**Records shown:**
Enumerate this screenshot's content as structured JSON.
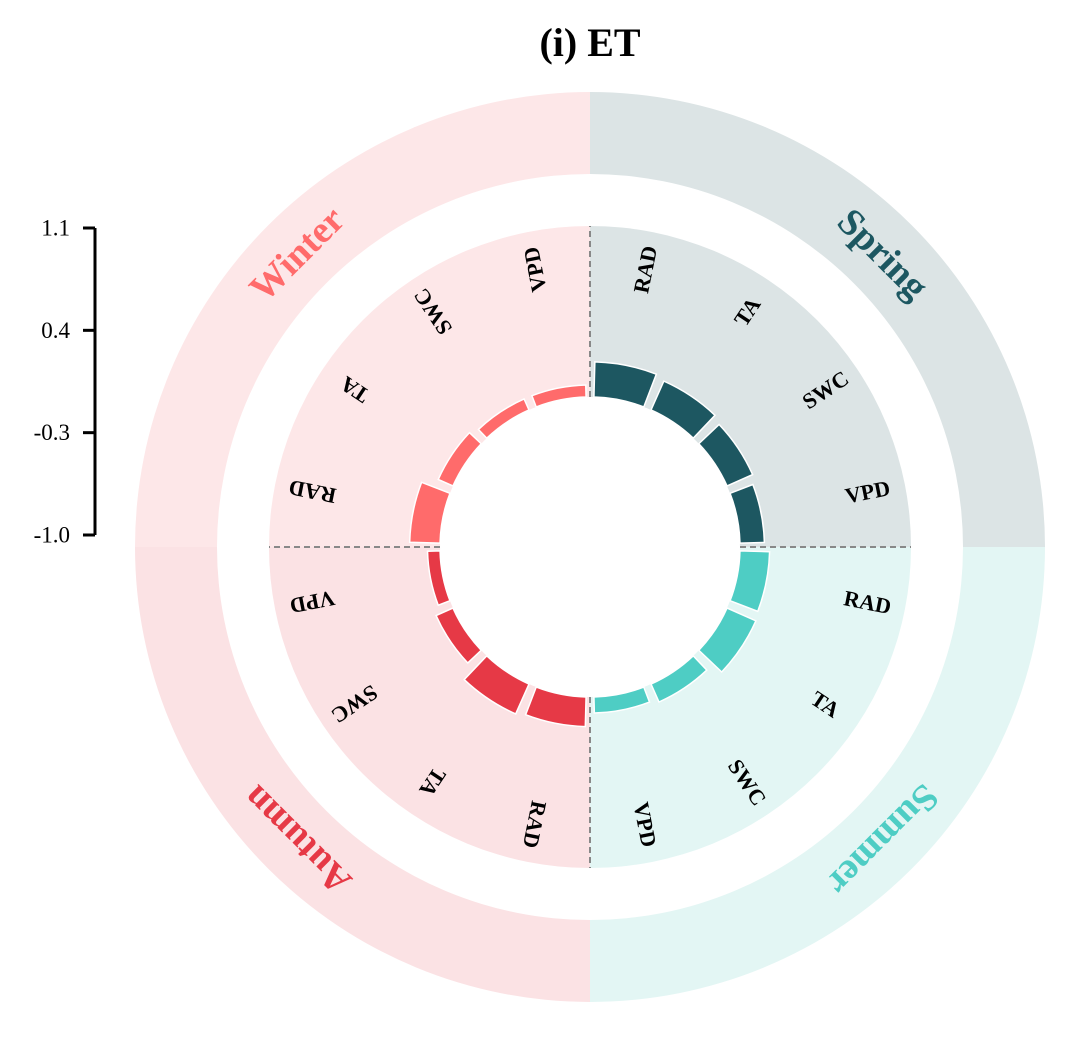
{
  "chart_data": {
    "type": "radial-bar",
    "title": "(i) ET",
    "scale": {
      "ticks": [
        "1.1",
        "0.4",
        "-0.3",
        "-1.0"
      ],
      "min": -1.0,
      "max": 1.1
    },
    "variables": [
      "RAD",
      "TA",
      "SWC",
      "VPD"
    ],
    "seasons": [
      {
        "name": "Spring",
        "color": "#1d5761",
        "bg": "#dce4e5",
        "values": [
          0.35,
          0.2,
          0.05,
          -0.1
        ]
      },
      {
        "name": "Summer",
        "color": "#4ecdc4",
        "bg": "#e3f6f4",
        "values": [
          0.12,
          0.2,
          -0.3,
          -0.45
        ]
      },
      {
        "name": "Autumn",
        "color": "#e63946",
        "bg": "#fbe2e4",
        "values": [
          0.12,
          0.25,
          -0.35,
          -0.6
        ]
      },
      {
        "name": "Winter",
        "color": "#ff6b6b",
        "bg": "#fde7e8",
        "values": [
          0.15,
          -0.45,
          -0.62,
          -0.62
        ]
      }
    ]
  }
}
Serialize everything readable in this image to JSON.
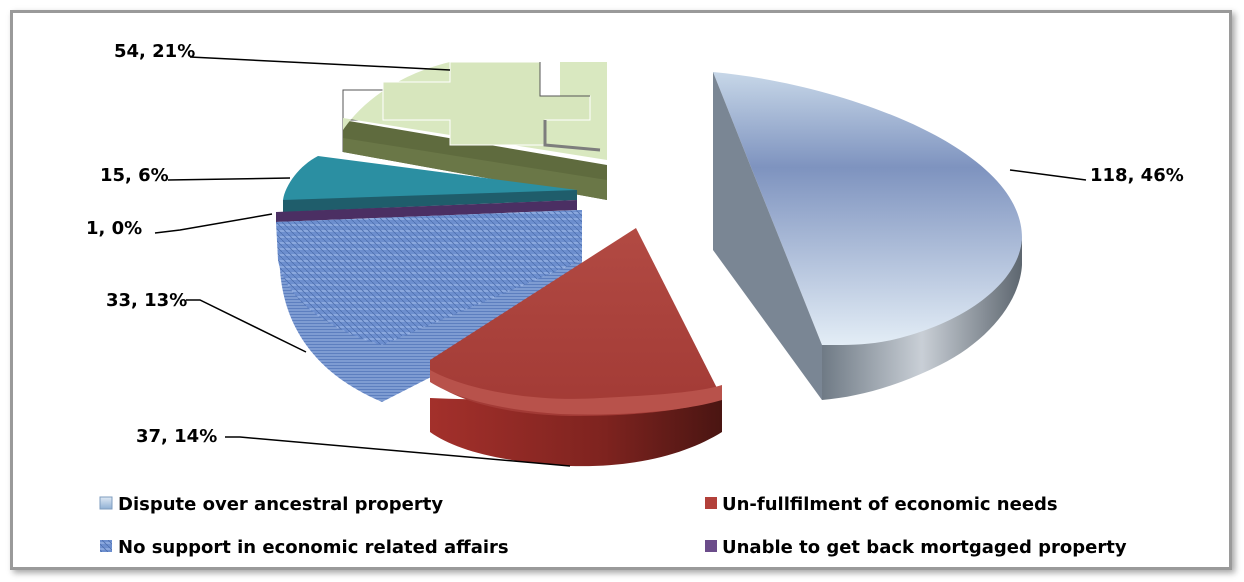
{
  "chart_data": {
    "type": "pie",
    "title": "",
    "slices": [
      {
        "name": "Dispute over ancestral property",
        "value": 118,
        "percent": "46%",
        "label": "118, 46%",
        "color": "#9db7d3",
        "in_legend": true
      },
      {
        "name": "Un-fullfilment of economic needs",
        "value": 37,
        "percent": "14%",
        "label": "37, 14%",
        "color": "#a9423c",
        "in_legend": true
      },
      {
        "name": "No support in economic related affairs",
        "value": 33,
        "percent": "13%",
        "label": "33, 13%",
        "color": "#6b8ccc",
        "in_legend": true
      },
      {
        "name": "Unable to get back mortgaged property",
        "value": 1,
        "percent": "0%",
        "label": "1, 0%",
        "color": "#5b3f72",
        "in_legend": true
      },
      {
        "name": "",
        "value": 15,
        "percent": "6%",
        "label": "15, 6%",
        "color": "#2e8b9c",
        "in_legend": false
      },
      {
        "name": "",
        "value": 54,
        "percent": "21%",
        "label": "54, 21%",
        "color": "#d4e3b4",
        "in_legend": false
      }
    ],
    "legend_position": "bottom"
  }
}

**Exercise prompt:**
Starting at the line that contains "Serialize everything readable", extract each line through the last line of the material exactly as written, and include no pictures.

**Task result:**
Serialize everything readable in this image to JSON.
{
  "chart_data": {
    "type": "pie",
    "title": "",
    "slices": [
      {
        "name": "Dispute over ancestral property",
        "value": 118,
        "percent": "46%",
        "label": "118, 46%",
        "color": "#9db7d3",
        "in_legend": true
      },
      {
        "name": "Un-fullfilment of economic needs",
        "value": 37,
        "percent": "14%",
        "label": "37, 14%",
        "color": "#a9423c",
        "in_legend": true
      },
      {
        "name": "No support in economic related affairs",
        "value": 33,
        "percent": "13%",
        "label": "33, 13%",
        "color": "#6b8ccc",
        "in_legend": true
      },
      {
        "name": "Unable to get back mortgaged property",
        "value": 1,
        "percent": "0%",
        "label": "1, 0%",
        "color": "#5b3f72",
        "in_legend": true
      },
      {
        "name": "",
        "value": 15,
        "percent": "6%",
        "label": "15, 6%",
        "color": "#2e8b9c",
        "in_legend": false
      },
      {
        "name": "",
        "value": 54,
        "percent": "21%",
        "label": "54, 21%",
        "color": "#d4e3b4",
        "in_legend": false
      }
    ],
    "legend_position": "bottom"
  }
}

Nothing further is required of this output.